___ INFORMATION SHOWN ___

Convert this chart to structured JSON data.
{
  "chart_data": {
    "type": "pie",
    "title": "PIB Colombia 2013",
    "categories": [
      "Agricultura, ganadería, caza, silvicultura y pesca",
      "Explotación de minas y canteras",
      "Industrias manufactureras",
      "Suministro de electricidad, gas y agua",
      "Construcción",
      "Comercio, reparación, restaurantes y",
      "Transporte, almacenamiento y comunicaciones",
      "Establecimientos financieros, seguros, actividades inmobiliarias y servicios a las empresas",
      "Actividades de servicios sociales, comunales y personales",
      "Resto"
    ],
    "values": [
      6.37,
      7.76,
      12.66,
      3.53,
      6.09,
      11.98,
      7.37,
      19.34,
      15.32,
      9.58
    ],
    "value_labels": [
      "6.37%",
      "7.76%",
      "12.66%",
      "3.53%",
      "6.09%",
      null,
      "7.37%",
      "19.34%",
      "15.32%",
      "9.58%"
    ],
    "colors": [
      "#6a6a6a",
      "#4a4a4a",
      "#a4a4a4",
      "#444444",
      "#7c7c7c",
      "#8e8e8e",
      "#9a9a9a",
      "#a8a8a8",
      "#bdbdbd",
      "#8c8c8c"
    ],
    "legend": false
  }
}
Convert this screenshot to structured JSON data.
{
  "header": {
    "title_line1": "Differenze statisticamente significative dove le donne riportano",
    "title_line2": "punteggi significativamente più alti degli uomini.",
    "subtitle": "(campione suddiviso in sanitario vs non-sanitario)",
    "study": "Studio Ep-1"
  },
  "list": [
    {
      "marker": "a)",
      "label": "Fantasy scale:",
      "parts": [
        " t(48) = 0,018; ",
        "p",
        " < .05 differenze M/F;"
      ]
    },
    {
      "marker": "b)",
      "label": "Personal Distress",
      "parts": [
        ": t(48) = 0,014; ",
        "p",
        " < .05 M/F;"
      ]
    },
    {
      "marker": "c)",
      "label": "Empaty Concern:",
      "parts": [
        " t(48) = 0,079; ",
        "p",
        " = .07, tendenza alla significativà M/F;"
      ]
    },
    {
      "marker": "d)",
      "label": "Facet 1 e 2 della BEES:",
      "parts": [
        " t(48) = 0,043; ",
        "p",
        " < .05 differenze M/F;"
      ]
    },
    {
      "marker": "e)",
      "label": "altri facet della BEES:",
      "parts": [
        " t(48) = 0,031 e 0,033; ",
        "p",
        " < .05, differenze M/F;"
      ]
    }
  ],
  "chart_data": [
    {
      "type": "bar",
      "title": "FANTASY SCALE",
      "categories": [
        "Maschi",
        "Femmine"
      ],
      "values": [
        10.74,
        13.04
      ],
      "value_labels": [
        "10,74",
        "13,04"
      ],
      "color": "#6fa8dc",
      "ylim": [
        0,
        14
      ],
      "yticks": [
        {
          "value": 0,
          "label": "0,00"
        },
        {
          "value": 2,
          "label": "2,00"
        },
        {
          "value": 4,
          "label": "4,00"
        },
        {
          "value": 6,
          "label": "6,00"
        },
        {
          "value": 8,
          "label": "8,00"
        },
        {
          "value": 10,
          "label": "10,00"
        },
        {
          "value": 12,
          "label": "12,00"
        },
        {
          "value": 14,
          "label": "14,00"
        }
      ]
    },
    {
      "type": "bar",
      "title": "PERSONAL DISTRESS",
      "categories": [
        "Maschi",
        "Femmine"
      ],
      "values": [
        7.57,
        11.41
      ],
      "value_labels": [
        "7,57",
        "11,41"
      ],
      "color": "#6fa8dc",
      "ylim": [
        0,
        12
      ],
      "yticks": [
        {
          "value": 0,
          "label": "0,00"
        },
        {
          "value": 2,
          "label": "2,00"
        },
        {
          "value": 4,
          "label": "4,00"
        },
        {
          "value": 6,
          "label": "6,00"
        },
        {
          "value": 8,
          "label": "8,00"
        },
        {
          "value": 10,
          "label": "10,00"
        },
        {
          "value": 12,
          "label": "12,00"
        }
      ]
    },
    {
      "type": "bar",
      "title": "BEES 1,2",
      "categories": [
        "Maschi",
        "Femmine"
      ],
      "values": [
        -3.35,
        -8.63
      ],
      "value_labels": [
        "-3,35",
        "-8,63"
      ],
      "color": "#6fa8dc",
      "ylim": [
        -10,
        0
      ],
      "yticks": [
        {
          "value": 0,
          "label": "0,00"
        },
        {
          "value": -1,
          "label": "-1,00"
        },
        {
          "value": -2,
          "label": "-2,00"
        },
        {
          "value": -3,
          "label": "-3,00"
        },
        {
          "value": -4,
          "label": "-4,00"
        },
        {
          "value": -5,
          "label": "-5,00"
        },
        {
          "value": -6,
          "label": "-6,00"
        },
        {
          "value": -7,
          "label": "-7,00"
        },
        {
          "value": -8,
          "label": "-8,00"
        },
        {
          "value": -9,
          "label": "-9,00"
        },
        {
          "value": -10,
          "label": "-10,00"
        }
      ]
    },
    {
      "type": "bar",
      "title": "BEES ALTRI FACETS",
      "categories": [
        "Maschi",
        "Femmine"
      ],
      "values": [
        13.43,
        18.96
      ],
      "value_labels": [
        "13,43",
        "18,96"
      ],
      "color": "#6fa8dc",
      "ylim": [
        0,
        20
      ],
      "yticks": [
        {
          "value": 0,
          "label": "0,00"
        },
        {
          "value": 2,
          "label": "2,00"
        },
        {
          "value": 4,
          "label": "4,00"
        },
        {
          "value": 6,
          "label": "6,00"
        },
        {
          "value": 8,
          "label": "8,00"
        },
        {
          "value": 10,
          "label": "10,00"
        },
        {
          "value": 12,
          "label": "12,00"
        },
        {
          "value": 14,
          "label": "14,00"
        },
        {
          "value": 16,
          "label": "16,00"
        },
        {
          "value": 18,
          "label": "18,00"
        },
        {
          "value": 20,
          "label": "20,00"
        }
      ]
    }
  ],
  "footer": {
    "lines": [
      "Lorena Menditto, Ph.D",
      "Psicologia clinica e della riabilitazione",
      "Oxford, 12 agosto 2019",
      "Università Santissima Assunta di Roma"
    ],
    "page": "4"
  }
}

___

- WHAT THE EXERCISE ASKS: Please restate the records in full, word for word.

- THE COMPLETED TASK:
Convert this chart to structured JSON data.
{
  "chart_data": {
    "type": "pie",
    "title": "PIB Colombia 2013",
    "categories": [
      "Agricultura, ganadería, caza, silvicultura y pesca",
      "Explotación de minas y canteras",
      "Industrias manufactureras",
      "Suministro de electricidad, gas y agua",
      "Construcción",
      "Comercio, reparación, restaurantes y",
      "Transporte, almacenamiento y comunicaciones",
      "Establecimientos financieros, seguros, actividades inmobiliarias y servicios a las empresas",
      "Actividades de servicios sociales, comunales y personales",
      "Resto"
    ],
    "values": [
      6.37,
      7.76,
      12.66,
      3.53,
      6.09,
      11.98,
      7.37,
      19.34,
      15.32,
      9.58
    ],
    "value_labels": [
      "6.37%",
      "7.76%",
      "12.66%",
      "3.53%",
      "6.09%",
      null,
      "7.37%",
      "19.34%",
      "15.32%",
      "9.58%"
    ],
    "colors": [
      "#6a6a6a",
      "#4a4a4a",
      "#a4a4a4",
      "#444444",
      "#7c7c7c",
      "#8e8e8e",
      "#9a9a9a",
      "#a8a8a8",
      "#bdbdbd",
      "#8c8c8c"
    ],
    "legend": false
  }
}
Convert this screenshot to structured JSON data.
{
  "header": {
    "title_line1": "Differenze statisticamente significative dove le donne riportano",
    "title_line2": "punteggi significativamente più alti degli uomini.",
    "subtitle": "(campione suddiviso in sanitario vs non-sanitario)",
    "study": "Studio Ep-1"
  },
  "list": [
    {
      "marker": "a)",
      "label": "Fantasy scale:",
      "parts": [
        " t(48) = 0,018; ",
        "p",
        " < .05 differenze M/F;"
      ]
    },
    {
      "marker": "b)",
      "label": "Personal Distress",
      "parts": [
        ": t(48) = 0,014; ",
        "p",
        " < .05 M/F;"
      ]
    },
    {
      "marker": "c)",
      "label": "Empaty Concern:",
      "parts": [
        " t(48) = 0,079; ",
        "p",
        " = .07, tendenza alla significativà M/F;"
      ]
    },
    {
      "marker": "d)",
      "label": "Facet 1 e 2 della BEES:",
      "parts": [
        " t(48) = 0,043; ",
        "p",
        " < .05 differenze M/F;"
      ]
    },
    {
      "marker": "e)",
      "label": "altri facet della BEES:",
      "parts": [
        " t(48) = 0,031 e 0,033; ",
        "p",
        " < .05, differenze M/F;"
      ]
    }
  ],
  "chart_data": [
    {
      "type": "bar",
      "title": "FANTASY SCALE",
      "categories": [
        "Maschi",
        "Femmine"
      ],
      "values": [
        10.74,
        13.04
      ],
      "value_labels": [
        "10,74",
        "13,04"
      ],
      "color": "#6fa8dc",
      "ylim": [
        0,
        14
      ],
      "yticks": [
        {
          "value": 0,
          "label": "0,00"
        },
        {
          "value": 2,
          "label": "2,00"
        },
        {
          "value": 4,
          "label": "4,00"
        },
        {
          "value": 6,
          "label": "6,00"
        },
        {
          "value": 8,
          "label": "8,00"
        },
        {
          "value": 10,
          "label": "10,00"
        },
        {
          "value": 12,
          "label": "12,00"
        },
        {
          "value": 14,
          "label": "14,00"
        }
      ]
    },
    {
      "type": "bar",
      "title": "PERSONAL DISTRESS",
      "categories": [
        "Maschi",
        "Femmine"
      ],
      "values": [
        7.57,
        11.41
      ],
      "value_labels": [
        "7,57",
        "11,41"
      ],
      "color": "#6fa8dc",
      "ylim": [
        0,
        12
      ],
      "yticks": [
        {
          "value": 0,
          "label": "0,00"
        },
        {
          "value": 2,
          "label": "2,00"
        },
        {
          "value": 4,
          "label": "4,00"
        },
        {
          "value": 6,
          "label": "6,00"
        },
        {
          "value": 8,
          "label": "8,00"
        },
        {
          "value": 10,
          "label": "10,00"
        },
        {
          "value": 12,
          "label": "12,00"
        }
      ]
    },
    {
      "type": "bar",
      "title": "BEES 1,2",
      "categories": [
        "Maschi",
        "Femmine"
      ],
      "values": [
        -3.35,
        -8.63
      ],
      "value_labels": [
        "-3,35",
        "-8,63"
      ],
      "color": "#6fa8dc",
      "ylim": [
        -10,
        0
      ],
      "yticks": [
        {
          "value": 0,
          "label": "0,00"
        },
        {
          "value": -1,
          "label": "-1,00"
        },
        {
          "value": -2,
          "label": "-2,00"
        },
        {
          "value": -3,
          "label": "-3,00"
        },
        {
          "value": -4,
          "label": "-4,00"
        },
        {
          "value": -5,
          "label": "-5,00"
        },
        {
          "value": -6,
          "label": "-6,00"
        },
        {
          "value": -7,
          "label": "-7,00"
        },
        {
          "value": -8,
          "label": "-8,00"
        },
        {
          "value": -9,
          "label": "-9,00"
        },
        {
          "value": -10,
          "label": "-10,00"
        }
      ]
    },
    {
      "type": "bar",
      "title": "BEES ALTRI FACETS",
      "categories": [
        "Maschi",
        "Femmine"
      ],
      "values": [
        13.43,
        18.96
      ],
      "value_labels": [
        "13,43",
        "18,96"
      ],
      "color": "#6fa8dc",
      "ylim": [
        0,
        20
      ],
      "yticks": [
        {
          "value": 0,
          "label": "0,00"
        },
        {
          "value": 2,
          "label": "2,00"
        },
        {
          "value": 4,
          "label": "4,00"
        },
        {
          "value": 6,
          "label": "6,00"
        },
        {
          "value": 8,
          "label": "8,00"
        },
        {
          "value": 10,
          "label": "10,00"
        },
        {
          "value": 12,
          "label": "12,00"
        },
        {
          "value": 14,
          "label": "14,00"
        },
        {
          "value": 16,
          "label": "16,00"
        },
        {
          "value": 18,
          "label": "18,00"
        },
        {
          "value": 20,
          "label": "20,00"
        }
      ]
    }
  ],
  "footer": {
    "lines": [
      "Lorena Menditto, Ph.D",
      "Psicologia clinica e della riabilitazione",
      "Oxford, 12 agosto 2019",
      "Università Santissima Assunta di Roma"
    ],
    "page": "4"
  }
}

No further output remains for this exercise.